◆ Data shown

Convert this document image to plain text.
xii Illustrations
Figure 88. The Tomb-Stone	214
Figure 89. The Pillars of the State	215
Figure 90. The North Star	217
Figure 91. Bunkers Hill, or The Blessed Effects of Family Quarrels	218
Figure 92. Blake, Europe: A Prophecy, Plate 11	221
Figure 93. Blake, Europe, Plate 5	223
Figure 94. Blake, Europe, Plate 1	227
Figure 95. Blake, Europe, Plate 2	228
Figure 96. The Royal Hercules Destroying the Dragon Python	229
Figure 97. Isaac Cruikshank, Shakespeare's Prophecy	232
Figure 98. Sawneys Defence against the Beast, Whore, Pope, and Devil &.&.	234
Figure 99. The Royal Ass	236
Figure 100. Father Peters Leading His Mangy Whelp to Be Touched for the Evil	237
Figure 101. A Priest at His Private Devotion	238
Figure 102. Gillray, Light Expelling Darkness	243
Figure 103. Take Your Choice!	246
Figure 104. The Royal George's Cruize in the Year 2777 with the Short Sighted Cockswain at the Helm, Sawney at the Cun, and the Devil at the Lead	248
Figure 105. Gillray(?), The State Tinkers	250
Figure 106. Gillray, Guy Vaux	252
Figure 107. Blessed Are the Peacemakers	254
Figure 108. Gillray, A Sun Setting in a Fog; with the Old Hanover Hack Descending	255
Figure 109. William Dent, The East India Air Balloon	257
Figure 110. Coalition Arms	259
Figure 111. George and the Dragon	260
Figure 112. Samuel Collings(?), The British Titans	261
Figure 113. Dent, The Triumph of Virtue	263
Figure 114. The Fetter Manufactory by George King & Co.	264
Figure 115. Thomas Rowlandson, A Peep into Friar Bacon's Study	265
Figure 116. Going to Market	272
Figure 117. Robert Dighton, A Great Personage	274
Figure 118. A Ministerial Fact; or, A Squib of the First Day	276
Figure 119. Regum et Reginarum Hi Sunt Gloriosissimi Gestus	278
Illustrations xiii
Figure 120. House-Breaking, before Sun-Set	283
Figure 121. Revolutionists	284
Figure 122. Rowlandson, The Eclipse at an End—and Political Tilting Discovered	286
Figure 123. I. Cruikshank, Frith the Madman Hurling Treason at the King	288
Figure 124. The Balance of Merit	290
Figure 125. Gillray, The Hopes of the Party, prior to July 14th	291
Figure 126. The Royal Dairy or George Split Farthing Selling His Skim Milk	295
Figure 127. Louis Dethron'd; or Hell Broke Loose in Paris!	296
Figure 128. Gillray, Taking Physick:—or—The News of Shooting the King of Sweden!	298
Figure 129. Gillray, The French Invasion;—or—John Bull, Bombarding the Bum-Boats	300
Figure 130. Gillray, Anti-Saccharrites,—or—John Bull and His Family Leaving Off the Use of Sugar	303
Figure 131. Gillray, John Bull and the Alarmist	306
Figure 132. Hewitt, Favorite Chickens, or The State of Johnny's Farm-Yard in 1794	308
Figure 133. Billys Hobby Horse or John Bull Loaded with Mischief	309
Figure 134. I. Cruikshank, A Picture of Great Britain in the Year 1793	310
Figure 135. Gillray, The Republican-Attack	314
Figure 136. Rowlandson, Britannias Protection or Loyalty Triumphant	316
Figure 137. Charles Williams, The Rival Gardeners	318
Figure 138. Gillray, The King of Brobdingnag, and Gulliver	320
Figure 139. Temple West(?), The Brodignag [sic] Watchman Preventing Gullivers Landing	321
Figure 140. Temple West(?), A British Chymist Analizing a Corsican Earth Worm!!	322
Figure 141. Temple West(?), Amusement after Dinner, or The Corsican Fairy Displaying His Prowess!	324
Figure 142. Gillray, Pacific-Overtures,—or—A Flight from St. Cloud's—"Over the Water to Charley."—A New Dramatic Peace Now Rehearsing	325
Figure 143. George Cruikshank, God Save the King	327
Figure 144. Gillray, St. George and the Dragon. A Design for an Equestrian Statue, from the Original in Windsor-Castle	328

◆ Exercise aim
Pick out the lines that include the word "Europe" and write them out.

◆ Solution
Figure 92. Blake, Europe: A Prophecy, Plate 11	221
Figure 93. Blake, Europe, Plate 5	223
Figure 94. Blake, Europe, Plate 1	227
Figure 95. Blake, Europe, Plate 2	228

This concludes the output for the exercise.